═══ RECORDS FOR THIS TASK
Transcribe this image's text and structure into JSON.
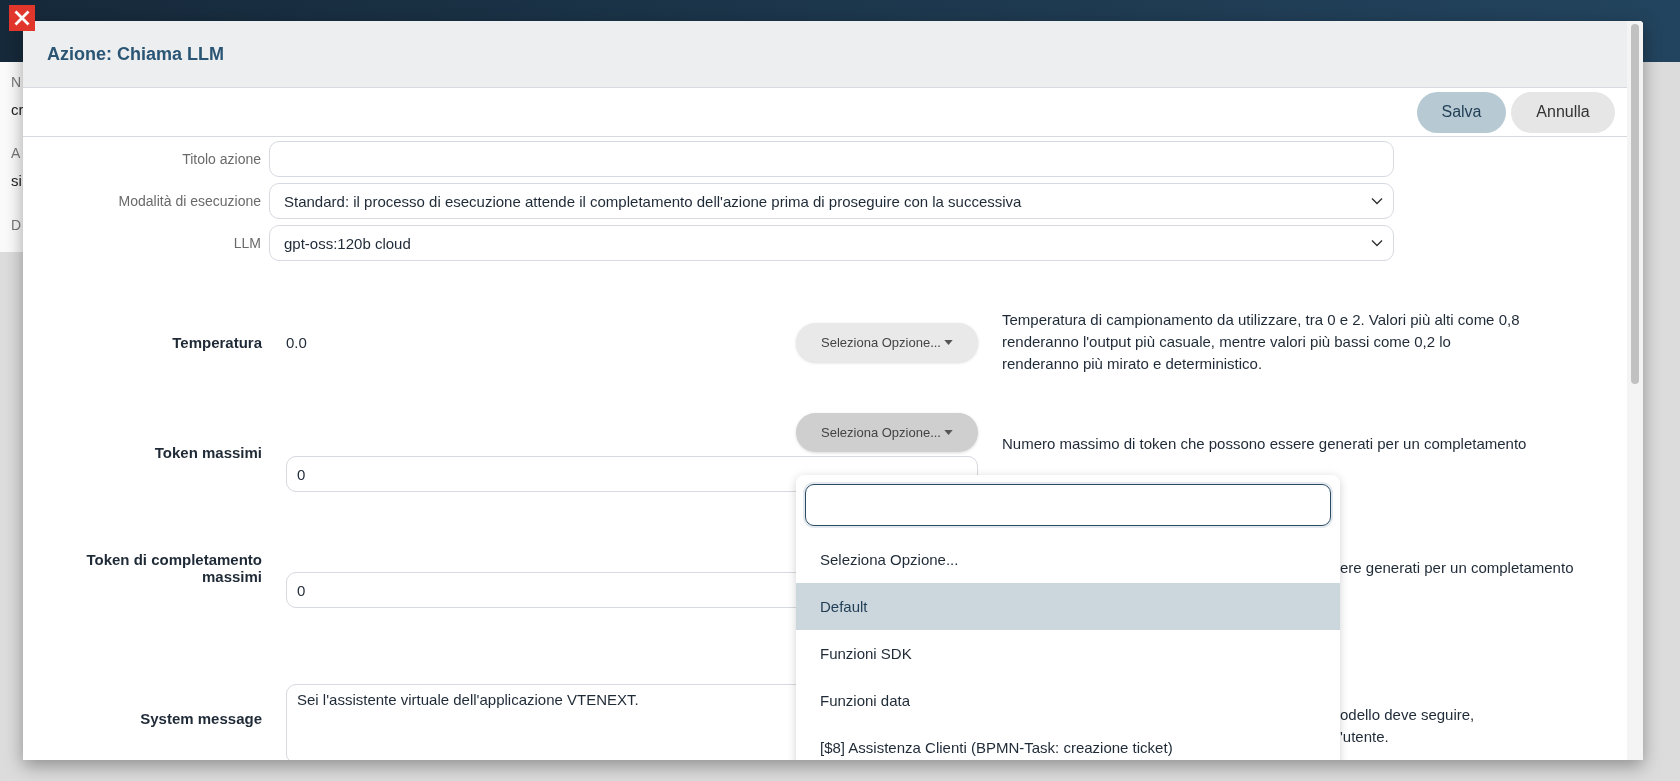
{
  "background": {
    "fragments": [
      "N",
      "cr",
      "A",
      "si",
      "D"
    ]
  },
  "dialog": {
    "title": "Azione: Chiama LLM",
    "buttons": [
      {
        "label": "Salva",
        "kind": "primary"
      },
      {
        "label": "Annulla",
        "kind": "secondary"
      }
    ],
    "fields": [
      {
        "label": "Titolo azione",
        "kind": "text"
      },
      {
        "label": "Modalità di esecuzione",
        "kind": "select",
        "value": "Standard: il processo di esecuzione attende il completamento dell'azione prima di proseguire con la successiva"
      },
      {
        "label": "LLM",
        "kind": "select",
        "value": "gpt-oss:120b cloud"
      }
    ],
    "parameters": [
      {
        "label": "Temperatura",
        "kind": "plain",
        "value": "0.0",
        "option_button": {
          "label": "Seleziona Opzione...",
          "pressed": false
        },
        "description": {
          "partial": false,
          "lines": [
            "Temperatura di campionamento da utilizzare, tra 0 e 2. Valori più alti come 0,8",
            "renderanno l'output più casuale, mentre valori più bassi come 0,2 lo",
            "renderanno più mirato e deterministico."
          ]
        }
      },
      {
        "label": "Token massimi",
        "kind": "input",
        "value": "0",
        "option_button": {
          "label": "Seleziona Opzione...",
          "pressed": true
        },
        "description": {
          "partial": false,
          "lines": [
            "Numero massimo di token che possono essere generati per un completamento"
          ]
        }
      },
      {
        "label": "Token di completamento massimi",
        "kind": "input",
        "value": "0",
        "description": {
          "partial": true,
          "lines": [
            "ere generati per un completamento"
          ]
        }
      },
      {
        "label": "System message",
        "kind": "textarea",
        "value": "Sei l'assistente virtuale dell'applicazione VTENEXT.",
        "description": {
          "partial": true,
          "lines": [
            "odello deve seguire,",
            "'utente."
          ]
        }
      }
    ],
    "dropdown": {
      "options": [
        {
          "label": "Seleziona Opzione...",
          "selected": false
        },
        {
          "label": "Default",
          "selected": true
        },
        {
          "label": "Funzioni SDK",
          "selected": false
        },
        {
          "label": "Funzioni data",
          "selected": false
        },
        {
          "label": "[$8] Assistenza Clienti (BPMN-Task: creazione ticket)",
          "selected": false
        }
      ]
    }
  }
}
══════
[JOB] Reproduce all of the material above word for word. Omit the pictures.

[CORRECT OUTPUT]
Transcribe this image's text and structure into JSON.
{
  "background": {
    "fragments": [
      "N",
      "cr",
      "A",
      "si",
      "D"
    ]
  },
  "dialog": {
    "title": "Azione: Chiama LLM",
    "buttons": [
      {
        "label": "Salva",
        "kind": "primary"
      },
      {
        "label": "Annulla",
        "kind": "secondary"
      }
    ],
    "fields": [
      {
        "label": "Titolo azione",
        "kind": "text"
      },
      {
        "label": "Modalità di esecuzione",
        "kind": "select",
        "value": "Standard: il processo di esecuzione attende il completamento dell'azione prima di proseguire con la successiva"
      },
      {
        "label": "LLM",
        "kind": "select",
        "value": "gpt-oss:120b cloud"
      }
    ],
    "parameters": [
      {
        "label": "Temperatura",
        "kind": "plain",
        "value": "0.0",
        "option_button": {
          "label": "Seleziona Opzione...",
          "pressed": false
        },
        "description": {
          "partial": false,
          "lines": [
            "Temperatura di campionamento da utilizzare, tra 0 e 2. Valori più alti come 0,8",
            "renderanno l'output più casuale, mentre valori più bassi come 0,2 lo",
            "renderanno più mirato e deterministico."
          ]
        }
      },
      {
        "label": "Token massimi",
        "kind": "input",
        "value": "0",
        "option_button": {
          "label": "Seleziona Opzione...",
          "pressed": true
        },
        "description": {
          "partial": false,
          "lines": [
            "Numero massimo di token che possono essere generati per un completamento"
          ]
        }
      },
      {
        "label": "Token di completamento massimi",
        "kind": "input",
        "value": "0",
        "description": {
          "partial": true,
          "lines": [
            "ere generati per un completamento"
          ]
        }
      },
      {
        "label": "System message",
        "kind": "textarea",
        "value": "Sei l'assistente virtuale dell'applicazione VTENEXT.",
        "description": {
          "partial": true,
          "lines": [
            "odello deve seguire,",
            "'utente."
          ]
        }
      }
    ],
    "dropdown": {
      "options": [
        {
          "label": "Seleziona Opzione...",
          "selected": false
        },
        {
          "label": "Default",
          "selected": true
        },
        {
          "label": "Funzioni SDK",
          "selected": false
        },
        {
          "label": "Funzioni data",
          "selected": false
        },
        {
          "label": "[$8] Assistenza Clienti (BPMN-Task: creazione ticket)",
          "selected": false
        }
      ]
    }
  }
}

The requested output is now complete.